PROBLEM REQUIREMENTS
Do not carry the pictures over; copy every other part of the entries exactly.

** START GIVEN DATA **

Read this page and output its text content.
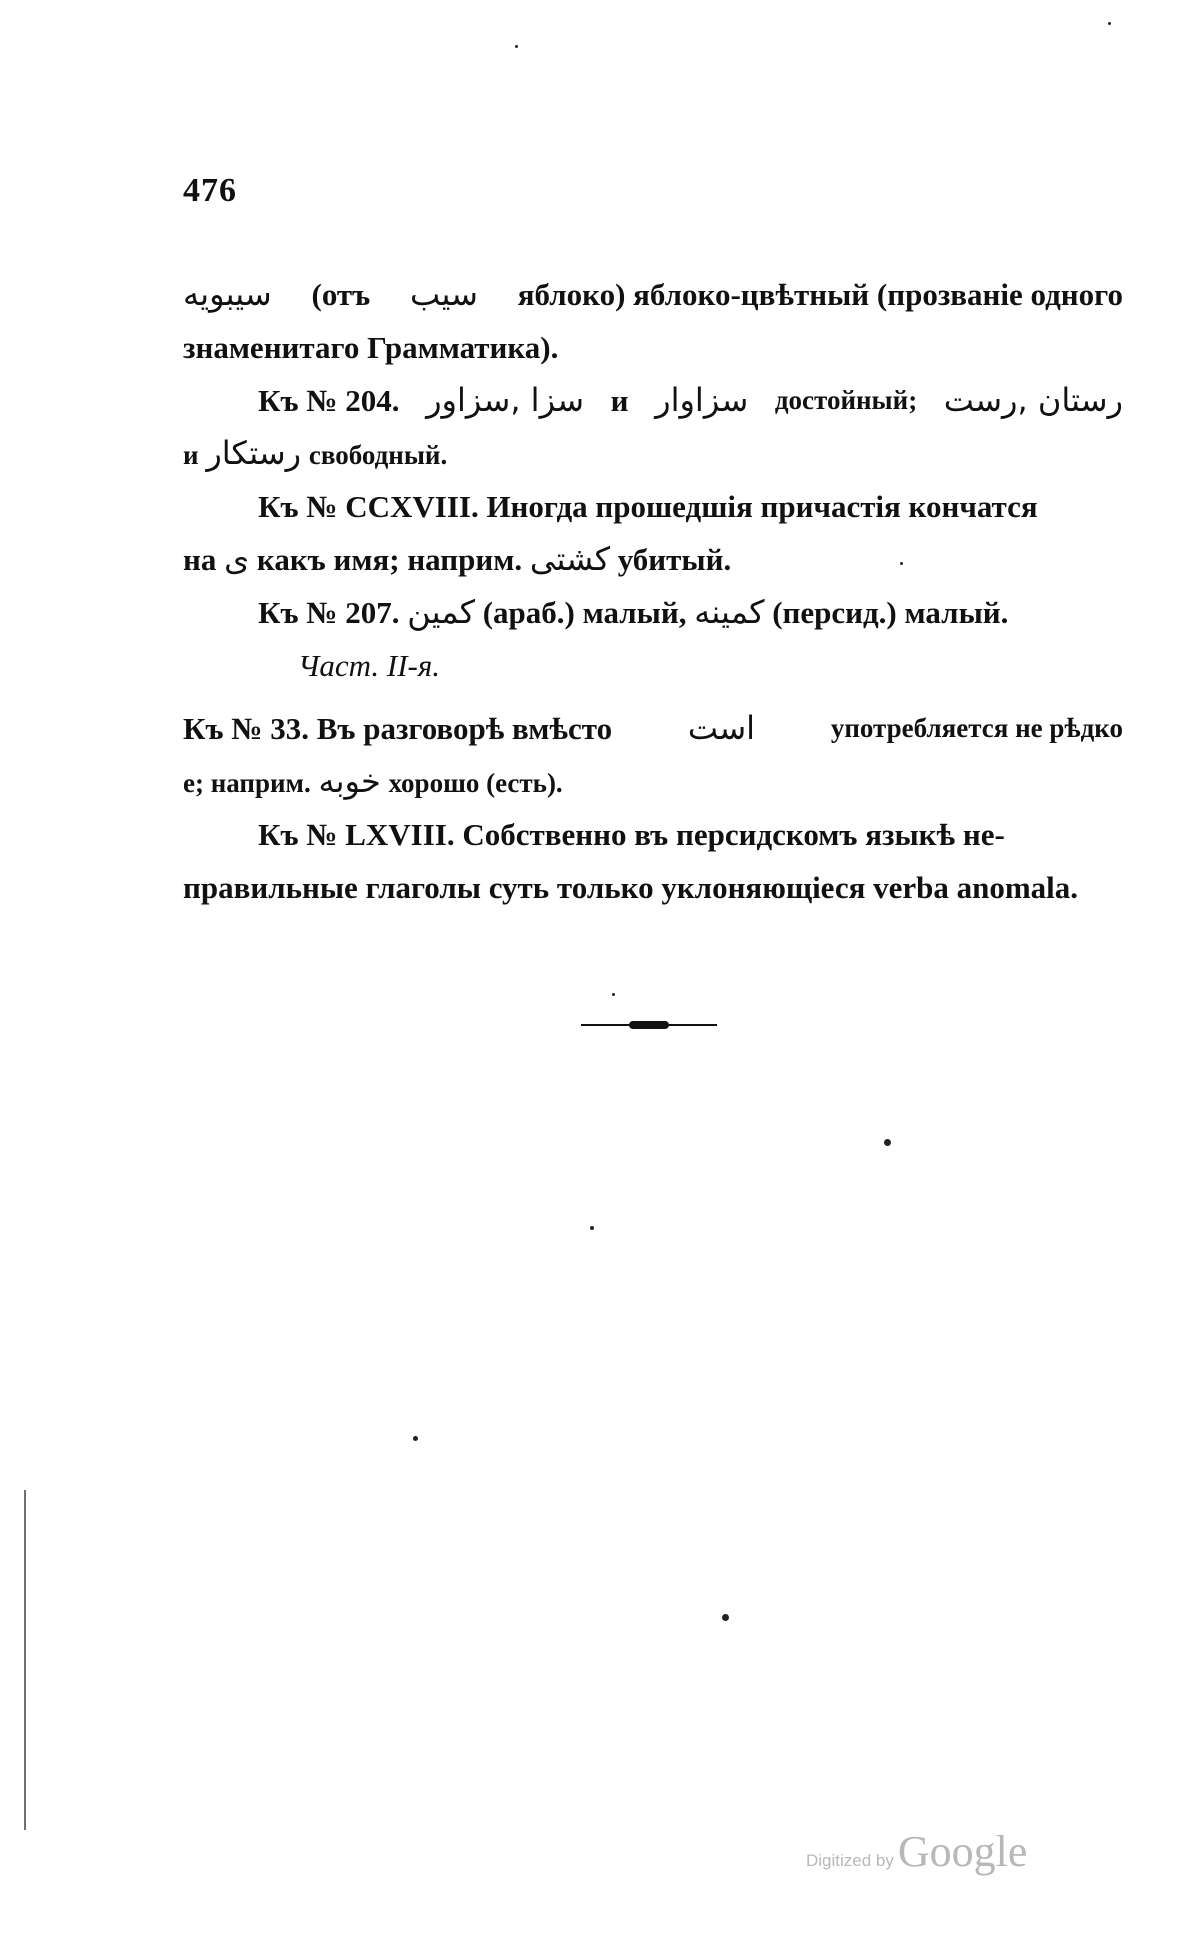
476
سیبویه (отъ سیب яблоко) яблоко-цвѣтный (прозваніе одного
знаменитаго Грамматика).
Къ № 204. سزا ,سزاور и سزاوار достойный; رستان ,رست
и رستکار свободный.
Къ № CCXVIII. Иногда прошедшія причастія кончатся
на ی какъ имя; наприм. کشتی убитый.
Къ № 207. کمین (араб.) малый, کمینه (персид.) малый.
Част. II-я.
Къ № 33. Въ разговорѣ вмѣсто است	употребляется не рѣдко
е; наприм. خوبه хорошо (есть).
Къ № LXVIII. Собственно въ персидскомъ языкѣ не-
правильные глаголы суть только уклоняющіеся verba anomala.
Digitized by Google
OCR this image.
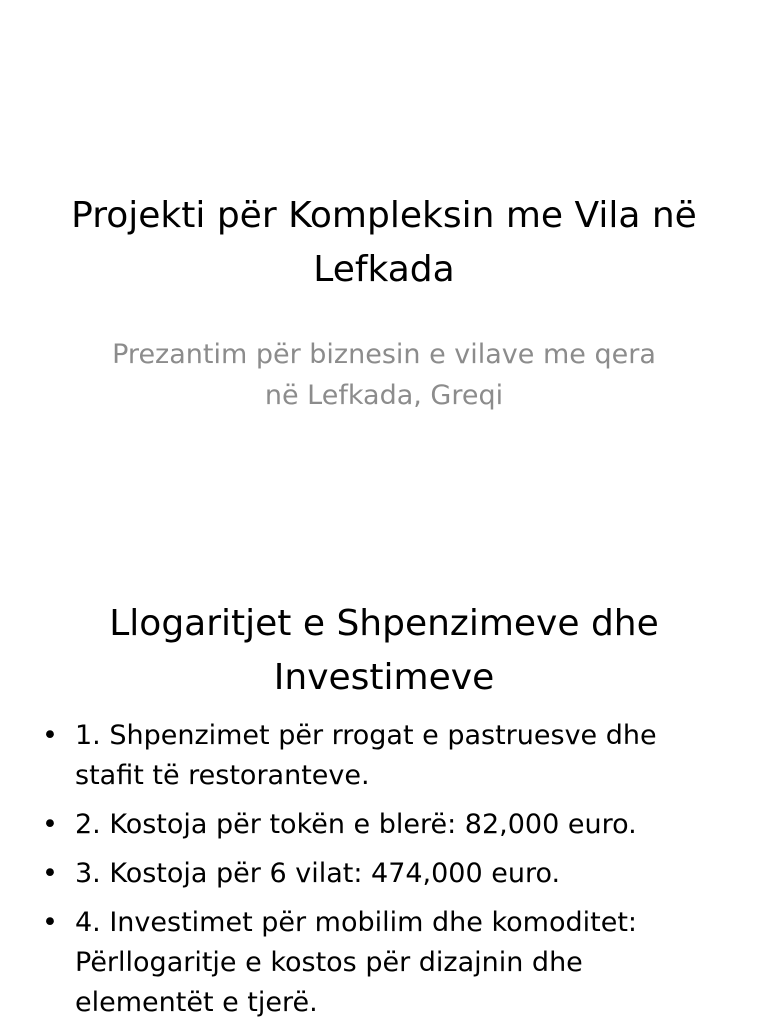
Projekti për Kompleksin me Vila në Lefkada

Prezantim për biznesin e vilave me qera në Lefkada, Greqi

Llogaritjet e Shpenzimeve dhe Investimeve
• 1. Shpenzimet për rrogat e pastruesve dhe stafit të restoranteve.
• 2. Kostoja për tokën e blerë: 82,000 euro.
• 3. Kostoja për 6 vilat: 474,000 euro.
• 4. Investimet për mobilim dhe komoditet: Përllogaritje e kostos për dizajnin dhe elementët e tjerë.
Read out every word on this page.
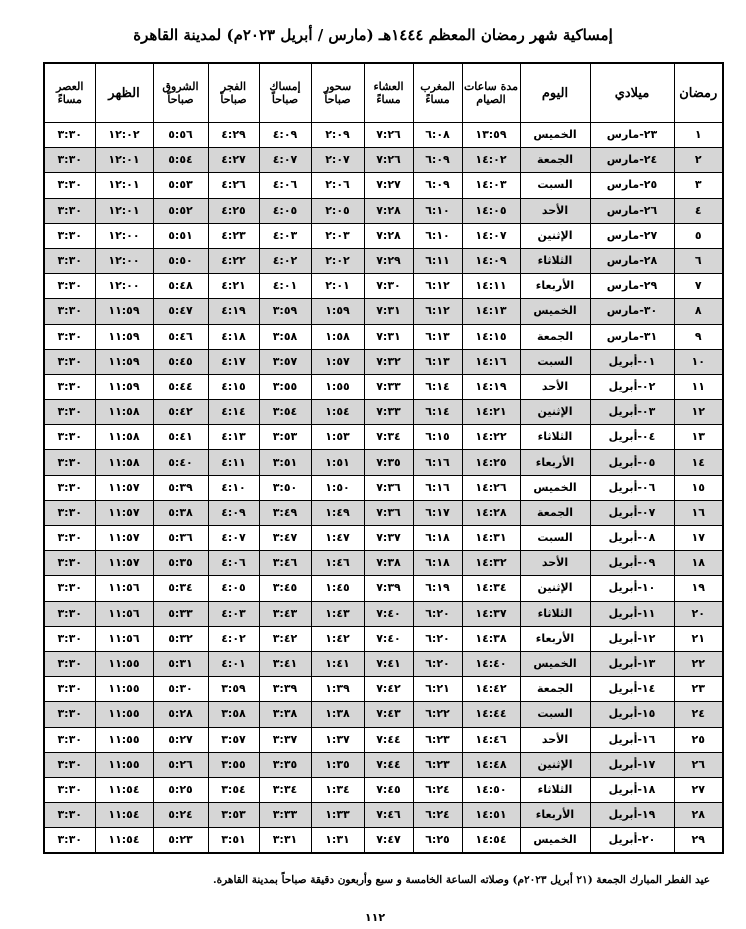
إمساكية شهر رمضان المعظم ١٤٤٤هـ (مارس / أبريل ٢٠٢٣م) لمدينة القاهرة
رمضان	ميلادي	اليوم	مدة ساعات الصيام	المغرب مساءً	العشاء مساءً	سحور صباحاً	إمساك صباحاً	الفجر صباحاً	الشروق صباحاً	الظهر	العصر مساءً
١	٢٣-مارس	الخميس	١٣:٥٩	٦:٠٨	٧:٢٦	٢:٠٩	٤:٠٩	٤:٢٩	٥:٥٦	١٢:٠٢	٣:٣٠
٢	٢٤-مارس	الجمعة	١٤:٠٢	٦:٠٩	٧:٢٦	٢:٠٧	٤:٠٧	٤:٢٧	٥:٥٤	١٢:٠١	٣:٣٠
٣	٢٥-مارس	السبت	١٤:٠٣	٦:٠٩	٧:٢٧	٢:٠٦	٤:٠٦	٤:٢٦	٥:٥٣	١٢:٠١	٣:٣٠
٤	٢٦-مارس	الأحد	١٤:٠٥	٦:١٠	٧:٢٨	٢:٠٥	٤:٠٥	٤:٢٥	٥:٥٢	١٢:٠١	٣:٣٠
٥	٢٧-مارس	الإثنين	١٤:٠٧	٦:١٠	٧:٢٨	٢:٠٣	٤:٠٣	٤:٢٣	٥:٥١	١٢:٠٠	٣:٣٠
٦	٢٨-مارس	الثلاثاء	١٤:٠٩	٦:١١	٧:٢٩	٢:٠٢	٤:٠٢	٤:٢٢	٥:٥٠	١٢:٠٠	٣:٣٠
٧	٢٩-مارس	الأربعاء	١٤:١١	٦:١٢	٧:٣٠	٢:٠١	٤:٠١	٤:٢١	٥:٤٨	١٢:٠٠	٣:٣٠
٨	٣٠-مارس	الخميس	١٤:١٣	٦:١٢	٧:٣١	١:٥٩	٣:٥٩	٤:١٩	٥:٤٧	١١:٥٩	٣:٣٠
٩	٣١-مارس	الجمعة	١٤:١٥	٦:١٣	٧:٣١	١:٥٨	٣:٥٨	٤:١٨	٥:٤٦	١١:٥٩	٣:٣٠
١٠	٠١-أبريل	السبت	١٤:١٦	٦:١٣	٧:٣٢	١:٥٧	٣:٥٧	٤:١٧	٥:٤٥	١١:٥٩	٣:٣٠
١١	٠٢-أبريل	الأحد	١٤:١٩	٦:١٤	٧:٣٣	١:٥٥	٣:٥٥	٤:١٥	٥:٤٤	١١:٥٩	٣:٣٠
١٢	٠٣-أبريل	الإثنين	١٤:٢١	٦:١٤	٧:٣٣	١:٥٤	٣:٥٤	٤:١٤	٥:٤٢	١١:٥٨	٣:٣٠
١٣	٠٤-أبريل	الثلاثاء	١٤:٢٢	٦:١٥	٧:٣٤	١:٥٣	٣:٥٣	٤:١٣	٥:٤١	١١:٥٨	٣:٣٠
١٤	٠٥-أبريل	الأربعاء	١٤:٢٥	٦:١٦	٧:٣٥	١:٥١	٣:٥١	٤:١١	٥:٤٠	١١:٥٨	٣:٣٠
١٥	٠٦-أبريل	الخميس	١٤:٢٦	٦:١٦	٧:٣٦	١:٥٠	٣:٥٠	٤:١٠	٥:٣٩	١١:٥٧	٣:٣٠
١٦	٠٧-أبريل	الجمعة	١٤:٢٨	٦:١٧	٧:٣٦	١:٤٩	٣:٤٩	٤:٠٩	٥:٣٨	١١:٥٧	٣:٣٠
١٧	٠٨-أبريل	السبت	١٤:٣١	٦:١٨	٧:٣٧	١:٤٧	٣:٤٧	٤:٠٧	٥:٣٦	١١:٥٧	٣:٣٠
١٨	٠٩-أبريل	الأحد	١٤:٣٢	٦:١٨	٧:٣٨	١:٤٦	٣:٤٦	٤:٠٦	٥:٣٥	١١:٥٧	٣:٣٠
١٩	١٠-أبريل	الإثنين	١٤:٣٤	٦:١٩	٧:٣٩	١:٤٥	٣:٤٥	٤:٠٥	٥:٣٤	١١:٥٦	٣:٣٠
٢٠	١١-أبريل	الثلاثاء	١٤:٣٧	٦:٢٠	٧:٤٠	١:٤٣	٣:٤٣	٤:٠٣	٥:٣٣	١١:٥٦	٣:٣٠
٢١	١٢-أبريل	الأربعاء	١٤:٣٨	٦:٢٠	٧:٤٠	١:٤٢	٣:٤٢	٤:٠٢	٥:٣٢	١١:٥٦	٣:٣٠
٢٢	١٣-أبريل	الخميس	١٤:٤٠	٦:٢٠	٧:٤١	١:٤١	٣:٤١	٤:٠١	٥:٣١	١١:٥٥	٣:٣٠
٢٣	١٤-أبريل	الجمعة	١٤:٤٢	٦:٢١	٧:٤٢	١:٣٩	٣:٣٩	٣:٥٩	٥:٣٠	١١:٥٥	٣:٣٠
٢٤	١٥-أبريل	السبت	١٤:٤٤	٦:٢٢	٧:٤٣	١:٣٨	٣:٣٨	٣:٥٨	٥:٢٨	١١:٥٥	٣:٣٠
٢٥	١٦-أبريل	الأحد	١٤:٤٦	٦:٢٣	٧:٤٤	١:٣٧	٣:٣٧	٣:٥٧	٥:٢٧	١١:٥٥	٣:٣٠
٢٦	١٧-أبريل	الإثنين	١٤:٤٨	٦:٢٣	٧:٤٤	١:٣٥	٣:٣٥	٣:٥٥	٥:٢٦	١١:٥٥	٣:٣٠
٢٧	١٨-أبريل	الثلاثاء	١٤:٥٠	٦:٢٤	٧:٤٥	١:٣٤	٣:٣٤	٣:٥٤	٥:٢٥	١١:٥٤	٣:٣٠
٢٨	١٩-أبريل	الأربعاء	١٤:٥١	٦:٢٤	٧:٤٦	١:٣٣	٣:٣٣	٣:٥٣	٥:٢٤	١١:٥٤	٣:٣٠
٢٩	٢٠-أبريل	الخميس	١٤:٥٤	٦:٢٥	٧:٤٧	١:٣١	٣:٣١	٣:٥١	٥:٢٣	١١:٥٤	٣:٣٠
عيد الفطر المبارك الجمعة (٢١ أبريل ٢٠٢٣م) وصلاته الساعة الخامسة و سبع وأربعون دقيقة صباحاً بمدينة القاهرة.
١١٢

** END GIVEN DATA **

ANSWER TO THE TASK
Read this page and output its text content.
476
سیبویه (отъ سیب яблоко) яблоко-цвѣтный (прозваніе одного
знаменитаго Грамматика).
Къ № 204. سزا ,سزاور и سزاوار достойный; رستان ,رست
и رستکار свободный.
Къ № CCXVIII. Иногда прошедшія причастія кончатся
на ی какъ имя; наприм. کشتی убитый.
Къ № 207. کمین (араб.) малый, کمینه (персид.) малый.
Част. II-я.
Къ № 33. Въ разговорѣ вмѣсто است	употребляется не рѣдко
е; наприм. خوبه хорошо (есть).
Къ № LXVIII. Собственно въ персидскомъ языкѣ не-
правильные глаголы суть только уклоняющіеся verba anomala.
Digitized by Google
OCR this image.
Projekti për Kompleksin me Vila në Lefkada

Prezantim për biznesin e vilave me qera në Lefkada, Greqi

Llogaritjet e Shpenzimeve dhe Investimeve
• 1. Shpenzimet për rrogat e pastruesve dhe stafit të restoranteve.
• 2. Kostoja për tokën e blerë: 82,000 euro.
• 3. Kostoja për 6 vilat: 474,000 euro.
• 4. Investimet për mobilim dhe komoditet: Përllogaritje e kostos për dizajnin dhe elementët e tjerë.
Read out every word on this page.
إمساكية شهر رمضان المعظم ١٤٤٤هـ (مارس / أبريل ٢٠٢٣م) لمدينة القاهرة
رمضان	ميلادي	اليوم	مدة ساعات الصيام	المغرب مساءً	العشاء مساءً	سحور صباحاً	إمساك صباحاً	الفجر صباحاً	الشروق صباحاً	الظهر	العصر مساءً
١	٢٣-مارس	الخميس	١٣:٥٩	٦:٠٨	٧:٢٦	٢:٠٩	٤:٠٩	٤:٢٩	٥:٥٦	١٢:٠٢	٣:٣٠
٢	٢٤-مارس	الجمعة	١٤:٠٢	٦:٠٩	٧:٢٦	٢:٠٧	٤:٠٧	٤:٢٧	٥:٥٤	١٢:٠١	٣:٣٠
٣	٢٥-مارس	السبت	١٤:٠٣	٦:٠٩	٧:٢٧	٢:٠٦	٤:٠٦	٤:٢٦	٥:٥٣	١٢:٠١	٣:٣٠
٤	٢٦-مارس	الأحد	١٤:٠٥	٦:١٠	٧:٢٨	٢:٠٥	٤:٠٥	٤:٢٥	٥:٥٢	١٢:٠١	٣:٣٠
٥	٢٧-مارس	الإثنين	١٤:٠٧	٦:١٠	٧:٢٨	٢:٠٣	٤:٠٣	٤:٢٣	٥:٥١	١٢:٠٠	٣:٣٠
٦	٢٨-مارس	الثلاثاء	١٤:٠٩	٦:١١	٧:٢٩	٢:٠٢	٤:٠٢	٤:٢٢	٥:٥٠	١٢:٠٠	٣:٣٠
٧	٢٩-مارس	الأربعاء	١٤:١١	٦:١٢	٧:٣٠	٢:٠١	٤:٠١	٤:٢١	٥:٤٨	١٢:٠٠	٣:٣٠
٨	٣٠-مارس	الخميس	١٤:١٣	٦:١٢	٧:٣١	١:٥٩	٣:٥٩	٤:١٩	٥:٤٧	١١:٥٩	٣:٣٠
٩	٣١-مارس	الجمعة	١٤:١٥	٦:١٣	٧:٣١	١:٥٨	٣:٥٨	٤:١٨	٥:٤٦	١١:٥٩	٣:٣٠
١٠	٠١-أبريل	السبت	١٤:١٦	٦:١٣	٧:٣٢	١:٥٧	٣:٥٧	٤:١٧	٥:٤٥	١١:٥٩	٣:٣٠
١١	٠٢-أبريل	الأحد	١٤:١٩	٦:١٤	٧:٣٣	١:٥٥	٣:٥٥	٤:١٥	٥:٤٤	١١:٥٩	٣:٣٠
١٢	٠٣-أبريل	الإثنين	١٤:٢١	٦:١٤	٧:٣٣	١:٥٤	٣:٥٤	٤:١٤	٥:٤٢	١١:٥٨	٣:٣٠
١٣	٠٤-أبريل	الثلاثاء	١٤:٢٢	٦:١٥	٧:٣٤	١:٥٣	٣:٥٣	٤:١٣	٥:٤١	١١:٥٨	٣:٣٠
١٤	٠٥-أبريل	الأربعاء	١٤:٢٥	٦:١٦	٧:٣٥	١:٥١	٣:٥١	٤:١١	٥:٤٠	١١:٥٨	٣:٣٠
١٥	٠٦-أبريل	الخميس	١٤:٢٦	٦:١٦	٧:٣٦	١:٥٠	٣:٥٠	٤:١٠	٥:٣٩	١١:٥٧	٣:٣٠
١٦	٠٧-أبريل	الجمعة	١٤:٢٨	٦:١٧	٧:٣٦	١:٤٩	٣:٤٩	٤:٠٩	٥:٣٨	١١:٥٧	٣:٣٠
١٧	٠٨-أبريل	السبت	١٤:٣١	٦:١٨	٧:٣٧	١:٤٧	٣:٤٧	٤:٠٧	٥:٣٦	١١:٥٧	٣:٣٠
١٨	٠٩-أبريل	الأحد	١٤:٣٢	٦:١٨	٧:٣٨	١:٤٦	٣:٤٦	٤:٠٦	٥:٣٥	١١:٥٧	٣:٣٠
١٩	١٠-أبريل	الإثنين	١٤:٣٤	٦:١٩	٧:٣٩	١:٤٥	٣:٤٥	٤:٠٥	٥:٣٤	١١:٥٦	٣:٣٠
٢٠	١١-أبريل	الثلاثاء	١٤:٣٧	٦:٢٠	٧:٤٠	١:٤٣	٣:٤٣	٤:٠٣	٥:٣٣	١١:٥٦	٣:٣٠
٢١	١٢-أبريل	الأربعاء	١٤:٣٨	٦:٢٠	٧:٤٠	١:٤٢	٣:٤٢	٤:٠٢	٥:٣٢	١١:٥٦	٣:٣٠
٢٢	١٣-أبريل	الخميس	١٤:٤٠	٦:٢٠	٧:٤١	١:٤١	٣:٤١	٤:٠١	٥:٣١	١١:٥٥	٣:٣٠
٢٣	١٤-أبريل	الجمعة	١٤:٤٢	٦:٢١	٧:٤٢	١:٣٩	٣:٣٩	٣:٥٩	٥:٣٠	١١:٥٥	٣:٣٠
٢٤	١٥-أبريل	السبت	١٤:٤٤	٦:٢٢	٧:٤٣	١:٣٨	٣:٣٨	٣:٥٨	٥:٢٨	١١:٥٥	٣:٣٠
٢٥	١٦-أبريل	الأحد	١٤:٤٦	٦:٢٣	٧:٤٤	١:٣٧	٣:٣٧	٣:٥٧	٥:٢٧	١١:٥٥	٣:٣٠
٢٦	١٧-أبريل	الإثنين	١٤:٤٨	٦:٢٣	٧:٤٤	١:٣٥	٣:٣٥	٣:٥٥	٥:٢٦	١١:٥٥	٣:٣٠
٢٧	١٨-أبريل	الثلاثاء	١٤:٥٠	٦:٢٤	٧:٤٥	١:٣٤	٣:٣٤	٣:٥٤	٥:٢٥	١١:٥٤	٣:٣٠
٢٨	١٩-أبريل	الأربعاء	١٤:٥١	٦:٢٤	٧:٤٦	١:٣٣	٣:٣٣	٣:٥٣	٥:٢٤	١١:٥٤	٣:٣٠
٢٩	٢٠-أبريل	الخميس	١٤:٥٤	٦:٢٥	٧:٤٧	١:٣١	٣:٣١	٣:٥١	٥:٢٣	١١:٥٤	٣:٣٠
عيد الفطر المبارك الجمعة (٢١ أبريل ٢٠٢٣م) وصلاته الساعة الخامسة و سبع وأربعون دقيقة صباحاً بمدينة القاهرة.
١١٢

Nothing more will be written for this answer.